## TASK LIST
a. Please answer these from the list about a grandmother:
(i) What does she see as an illusion?
(ii) What does she use as the criteria for evaluating alternatives?
(iii) What question comes with her daily call?
b. Write what comes next in the list about a grandmother, picking up after its last item.

## READING PASSAGE
11. Forgives, no matter what. She sees perfection as an illusion; people make mistakes and good intentions should be recognized. She is OK with letting stuff go. She has an uncanny ability to see the goodness in people.
12. Exercises her imagination and creativity. She loves art and encourages her “students” to colour outsides the lines.
13. Negotiates to get the best deal. The ultimate advocate, she wades into the parental realm to bargain for what her grandkids want but don’t necessarily need.
14. Wrote the book on care giving. Ask (or even think about asking) for help and she is there. Family priorities are her priorities. She can be counted on for a daily call with “How can I help?”
15. Is a tenacious problem solver. She dives into any issue that upsets any family member and does not stop until a resolution has been found. Feelings are the criteria she uses to evaluate alternatives.
16. Is loyal. It really doesn’t matter if she agrees with what one of her flock says or has done, she will defend them to the end.
17. Is happy with a zero return on her investment. She expects nothing to come her way. She gives. Period.

## DATA PROVIDED
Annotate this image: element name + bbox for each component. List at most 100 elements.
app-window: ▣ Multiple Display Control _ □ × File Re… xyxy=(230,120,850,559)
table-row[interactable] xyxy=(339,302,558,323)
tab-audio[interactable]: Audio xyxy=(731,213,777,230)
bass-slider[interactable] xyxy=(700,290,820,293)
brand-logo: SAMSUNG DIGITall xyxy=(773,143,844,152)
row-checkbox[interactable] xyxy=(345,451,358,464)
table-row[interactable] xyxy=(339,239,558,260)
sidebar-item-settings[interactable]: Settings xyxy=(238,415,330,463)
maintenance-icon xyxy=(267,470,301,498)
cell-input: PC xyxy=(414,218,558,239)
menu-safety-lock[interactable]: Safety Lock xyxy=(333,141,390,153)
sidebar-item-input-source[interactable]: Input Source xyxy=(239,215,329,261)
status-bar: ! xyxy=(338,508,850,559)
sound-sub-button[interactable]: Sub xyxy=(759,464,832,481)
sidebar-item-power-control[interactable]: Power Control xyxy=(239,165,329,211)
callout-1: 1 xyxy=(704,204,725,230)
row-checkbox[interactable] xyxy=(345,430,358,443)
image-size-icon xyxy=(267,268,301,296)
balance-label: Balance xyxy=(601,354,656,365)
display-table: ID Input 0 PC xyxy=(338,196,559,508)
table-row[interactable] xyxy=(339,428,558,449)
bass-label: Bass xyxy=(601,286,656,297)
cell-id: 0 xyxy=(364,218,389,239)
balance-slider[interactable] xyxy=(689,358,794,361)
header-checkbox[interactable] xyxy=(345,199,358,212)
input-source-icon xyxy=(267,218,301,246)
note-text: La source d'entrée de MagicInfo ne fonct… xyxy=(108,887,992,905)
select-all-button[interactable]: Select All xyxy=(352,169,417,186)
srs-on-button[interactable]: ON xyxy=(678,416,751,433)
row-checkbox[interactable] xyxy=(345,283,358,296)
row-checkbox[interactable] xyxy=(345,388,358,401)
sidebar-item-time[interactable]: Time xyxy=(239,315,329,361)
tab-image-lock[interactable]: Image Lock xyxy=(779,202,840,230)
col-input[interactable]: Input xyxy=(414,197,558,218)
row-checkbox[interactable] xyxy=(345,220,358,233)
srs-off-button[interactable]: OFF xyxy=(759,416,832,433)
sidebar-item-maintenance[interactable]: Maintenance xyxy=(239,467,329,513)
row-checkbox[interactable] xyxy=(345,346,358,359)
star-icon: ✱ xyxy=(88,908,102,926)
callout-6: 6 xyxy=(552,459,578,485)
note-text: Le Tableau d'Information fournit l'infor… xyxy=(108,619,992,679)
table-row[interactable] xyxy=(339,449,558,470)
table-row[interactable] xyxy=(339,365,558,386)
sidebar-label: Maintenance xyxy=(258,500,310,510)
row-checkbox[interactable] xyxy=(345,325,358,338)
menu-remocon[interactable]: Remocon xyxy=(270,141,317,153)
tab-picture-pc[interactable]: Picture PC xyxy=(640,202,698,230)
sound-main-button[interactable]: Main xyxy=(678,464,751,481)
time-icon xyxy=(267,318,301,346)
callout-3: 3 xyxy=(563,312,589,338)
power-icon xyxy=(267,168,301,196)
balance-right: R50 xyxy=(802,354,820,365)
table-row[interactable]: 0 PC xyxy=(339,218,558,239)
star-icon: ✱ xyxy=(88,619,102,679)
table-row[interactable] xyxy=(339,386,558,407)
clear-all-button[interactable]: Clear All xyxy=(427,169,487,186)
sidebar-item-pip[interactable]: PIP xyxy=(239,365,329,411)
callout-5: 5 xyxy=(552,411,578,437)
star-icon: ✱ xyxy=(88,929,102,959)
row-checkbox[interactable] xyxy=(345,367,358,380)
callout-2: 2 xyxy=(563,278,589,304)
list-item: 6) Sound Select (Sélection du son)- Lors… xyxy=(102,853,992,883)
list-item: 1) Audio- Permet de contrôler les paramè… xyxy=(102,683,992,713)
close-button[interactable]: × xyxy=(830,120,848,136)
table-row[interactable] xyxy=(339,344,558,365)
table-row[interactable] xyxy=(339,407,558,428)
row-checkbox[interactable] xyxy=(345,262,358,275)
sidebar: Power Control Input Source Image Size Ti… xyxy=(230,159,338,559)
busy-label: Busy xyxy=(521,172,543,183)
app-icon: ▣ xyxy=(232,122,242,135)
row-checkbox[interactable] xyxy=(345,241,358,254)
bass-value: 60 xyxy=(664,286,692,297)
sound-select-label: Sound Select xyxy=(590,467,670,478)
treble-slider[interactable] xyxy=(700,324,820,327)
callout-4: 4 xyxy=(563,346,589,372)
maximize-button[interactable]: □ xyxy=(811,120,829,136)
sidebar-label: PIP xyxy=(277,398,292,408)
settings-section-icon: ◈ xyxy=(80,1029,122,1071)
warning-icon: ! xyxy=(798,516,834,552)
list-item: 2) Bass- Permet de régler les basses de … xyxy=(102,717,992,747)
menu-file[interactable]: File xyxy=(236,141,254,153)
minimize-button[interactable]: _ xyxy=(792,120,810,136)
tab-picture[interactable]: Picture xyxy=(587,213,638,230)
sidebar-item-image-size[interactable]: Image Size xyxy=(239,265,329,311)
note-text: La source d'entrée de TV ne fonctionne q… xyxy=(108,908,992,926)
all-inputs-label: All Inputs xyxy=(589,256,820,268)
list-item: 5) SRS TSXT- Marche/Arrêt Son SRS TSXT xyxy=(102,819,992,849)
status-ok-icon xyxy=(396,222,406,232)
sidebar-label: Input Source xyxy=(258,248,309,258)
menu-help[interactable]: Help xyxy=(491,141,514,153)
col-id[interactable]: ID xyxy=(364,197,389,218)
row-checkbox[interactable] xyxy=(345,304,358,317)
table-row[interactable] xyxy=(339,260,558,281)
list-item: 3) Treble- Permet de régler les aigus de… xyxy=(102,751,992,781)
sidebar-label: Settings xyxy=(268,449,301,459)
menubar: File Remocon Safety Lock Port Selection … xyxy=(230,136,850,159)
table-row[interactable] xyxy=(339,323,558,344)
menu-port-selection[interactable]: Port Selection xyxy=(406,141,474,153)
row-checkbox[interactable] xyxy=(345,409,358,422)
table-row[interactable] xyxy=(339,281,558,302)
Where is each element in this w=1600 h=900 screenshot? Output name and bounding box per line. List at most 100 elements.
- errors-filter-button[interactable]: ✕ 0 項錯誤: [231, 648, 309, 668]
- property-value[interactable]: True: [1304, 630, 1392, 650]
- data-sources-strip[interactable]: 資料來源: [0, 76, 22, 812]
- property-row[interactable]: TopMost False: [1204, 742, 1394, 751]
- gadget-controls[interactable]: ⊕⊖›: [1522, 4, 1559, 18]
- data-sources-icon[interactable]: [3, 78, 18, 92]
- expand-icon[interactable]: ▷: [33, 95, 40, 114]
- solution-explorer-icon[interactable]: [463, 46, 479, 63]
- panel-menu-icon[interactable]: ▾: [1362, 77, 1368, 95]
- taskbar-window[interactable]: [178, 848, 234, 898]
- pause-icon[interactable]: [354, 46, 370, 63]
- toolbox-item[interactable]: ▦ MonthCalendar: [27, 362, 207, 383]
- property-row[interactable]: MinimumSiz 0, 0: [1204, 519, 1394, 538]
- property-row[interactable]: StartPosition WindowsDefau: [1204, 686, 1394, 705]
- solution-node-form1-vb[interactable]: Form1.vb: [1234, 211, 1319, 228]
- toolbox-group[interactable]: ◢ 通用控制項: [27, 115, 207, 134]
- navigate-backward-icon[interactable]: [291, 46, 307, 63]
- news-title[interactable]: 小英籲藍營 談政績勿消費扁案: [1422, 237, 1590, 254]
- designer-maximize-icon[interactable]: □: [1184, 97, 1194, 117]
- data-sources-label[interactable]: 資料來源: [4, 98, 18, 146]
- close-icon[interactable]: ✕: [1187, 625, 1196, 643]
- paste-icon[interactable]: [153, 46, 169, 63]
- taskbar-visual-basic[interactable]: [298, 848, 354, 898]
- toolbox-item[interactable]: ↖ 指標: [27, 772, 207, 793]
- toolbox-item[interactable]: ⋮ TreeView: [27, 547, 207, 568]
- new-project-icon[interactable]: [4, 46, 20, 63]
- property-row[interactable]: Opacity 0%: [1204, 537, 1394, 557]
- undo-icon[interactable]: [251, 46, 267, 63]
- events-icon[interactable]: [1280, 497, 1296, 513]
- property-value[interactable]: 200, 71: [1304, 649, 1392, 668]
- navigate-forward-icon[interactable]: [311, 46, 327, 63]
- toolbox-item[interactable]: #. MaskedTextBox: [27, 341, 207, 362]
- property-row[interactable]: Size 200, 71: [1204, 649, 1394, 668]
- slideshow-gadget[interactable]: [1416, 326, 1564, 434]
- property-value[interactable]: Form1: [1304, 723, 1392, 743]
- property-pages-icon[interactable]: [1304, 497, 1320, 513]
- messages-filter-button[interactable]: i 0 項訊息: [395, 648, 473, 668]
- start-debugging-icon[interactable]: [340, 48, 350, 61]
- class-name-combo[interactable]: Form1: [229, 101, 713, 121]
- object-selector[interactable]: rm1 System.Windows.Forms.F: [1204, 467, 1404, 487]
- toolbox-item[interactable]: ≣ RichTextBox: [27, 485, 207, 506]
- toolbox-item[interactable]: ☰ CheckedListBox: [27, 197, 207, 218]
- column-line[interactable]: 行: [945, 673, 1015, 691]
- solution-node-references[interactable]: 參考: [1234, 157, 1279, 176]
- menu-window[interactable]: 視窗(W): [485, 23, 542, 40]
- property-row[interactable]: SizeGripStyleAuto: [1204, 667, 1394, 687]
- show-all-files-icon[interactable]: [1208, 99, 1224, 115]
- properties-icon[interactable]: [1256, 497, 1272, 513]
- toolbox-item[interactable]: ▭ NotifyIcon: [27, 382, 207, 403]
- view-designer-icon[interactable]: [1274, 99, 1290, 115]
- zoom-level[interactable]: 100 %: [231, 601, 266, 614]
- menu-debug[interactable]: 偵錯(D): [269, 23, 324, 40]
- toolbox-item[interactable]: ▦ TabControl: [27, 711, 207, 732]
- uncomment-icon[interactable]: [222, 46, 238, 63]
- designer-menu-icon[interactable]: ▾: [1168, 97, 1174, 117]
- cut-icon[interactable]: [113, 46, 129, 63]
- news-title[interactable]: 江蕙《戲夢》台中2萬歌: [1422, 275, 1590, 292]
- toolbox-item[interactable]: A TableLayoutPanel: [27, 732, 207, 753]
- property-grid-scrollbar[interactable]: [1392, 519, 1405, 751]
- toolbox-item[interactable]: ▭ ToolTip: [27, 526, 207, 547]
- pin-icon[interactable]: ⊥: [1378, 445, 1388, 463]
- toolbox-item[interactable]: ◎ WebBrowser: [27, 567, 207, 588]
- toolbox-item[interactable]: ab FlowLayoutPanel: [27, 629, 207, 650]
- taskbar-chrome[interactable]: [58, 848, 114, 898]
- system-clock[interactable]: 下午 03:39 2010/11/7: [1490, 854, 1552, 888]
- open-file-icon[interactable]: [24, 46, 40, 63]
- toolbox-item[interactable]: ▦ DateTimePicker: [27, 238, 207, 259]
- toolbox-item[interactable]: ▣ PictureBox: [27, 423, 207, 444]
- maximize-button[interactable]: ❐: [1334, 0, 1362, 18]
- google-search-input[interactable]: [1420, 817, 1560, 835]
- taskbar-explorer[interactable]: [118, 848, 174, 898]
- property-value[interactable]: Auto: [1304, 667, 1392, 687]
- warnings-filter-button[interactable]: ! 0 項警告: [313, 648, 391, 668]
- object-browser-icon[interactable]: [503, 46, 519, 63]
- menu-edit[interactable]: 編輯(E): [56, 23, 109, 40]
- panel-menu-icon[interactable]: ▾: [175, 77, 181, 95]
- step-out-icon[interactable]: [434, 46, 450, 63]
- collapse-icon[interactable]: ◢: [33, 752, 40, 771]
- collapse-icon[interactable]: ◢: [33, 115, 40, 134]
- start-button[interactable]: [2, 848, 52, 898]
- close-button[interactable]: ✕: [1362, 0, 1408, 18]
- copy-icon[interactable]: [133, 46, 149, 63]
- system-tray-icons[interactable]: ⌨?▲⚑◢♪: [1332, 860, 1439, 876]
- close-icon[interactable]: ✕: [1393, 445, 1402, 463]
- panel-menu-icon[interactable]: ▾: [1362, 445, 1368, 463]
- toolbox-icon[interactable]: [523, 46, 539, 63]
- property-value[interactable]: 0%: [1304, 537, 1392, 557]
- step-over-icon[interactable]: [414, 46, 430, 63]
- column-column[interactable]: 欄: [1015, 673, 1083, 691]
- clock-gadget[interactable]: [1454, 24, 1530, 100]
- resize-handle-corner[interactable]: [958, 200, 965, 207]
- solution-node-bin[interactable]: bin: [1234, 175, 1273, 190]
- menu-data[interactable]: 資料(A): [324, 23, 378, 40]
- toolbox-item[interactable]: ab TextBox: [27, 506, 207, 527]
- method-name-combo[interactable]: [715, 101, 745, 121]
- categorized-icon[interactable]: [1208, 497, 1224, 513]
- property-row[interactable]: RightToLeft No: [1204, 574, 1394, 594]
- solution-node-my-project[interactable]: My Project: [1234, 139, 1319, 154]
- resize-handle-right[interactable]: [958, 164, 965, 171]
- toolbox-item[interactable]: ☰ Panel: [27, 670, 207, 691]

## RESPONSES TO THE TASKS
a.
(i) Perfection
(ii) Feelings
(iii) "How can I help?"

b.
18. Tells family stories. Recalling family moments “paints the family picture” and its ancestry and that is what is cherished and valued.
19. Sees bad stuff coming. She’s intuitive. She senses undesirable outcomes and acts on impulse quickly. Sometimes she’s right; sometimes she’s wrong. It doesn’t matter.
20. Ad-libs to enhance the experience. She makes up lyrics to her bedtime songs. Disrupting the magic and flow of the moment is unthinkable to her.
Take a page from Grandma’s Playbook and it will make you a better leader.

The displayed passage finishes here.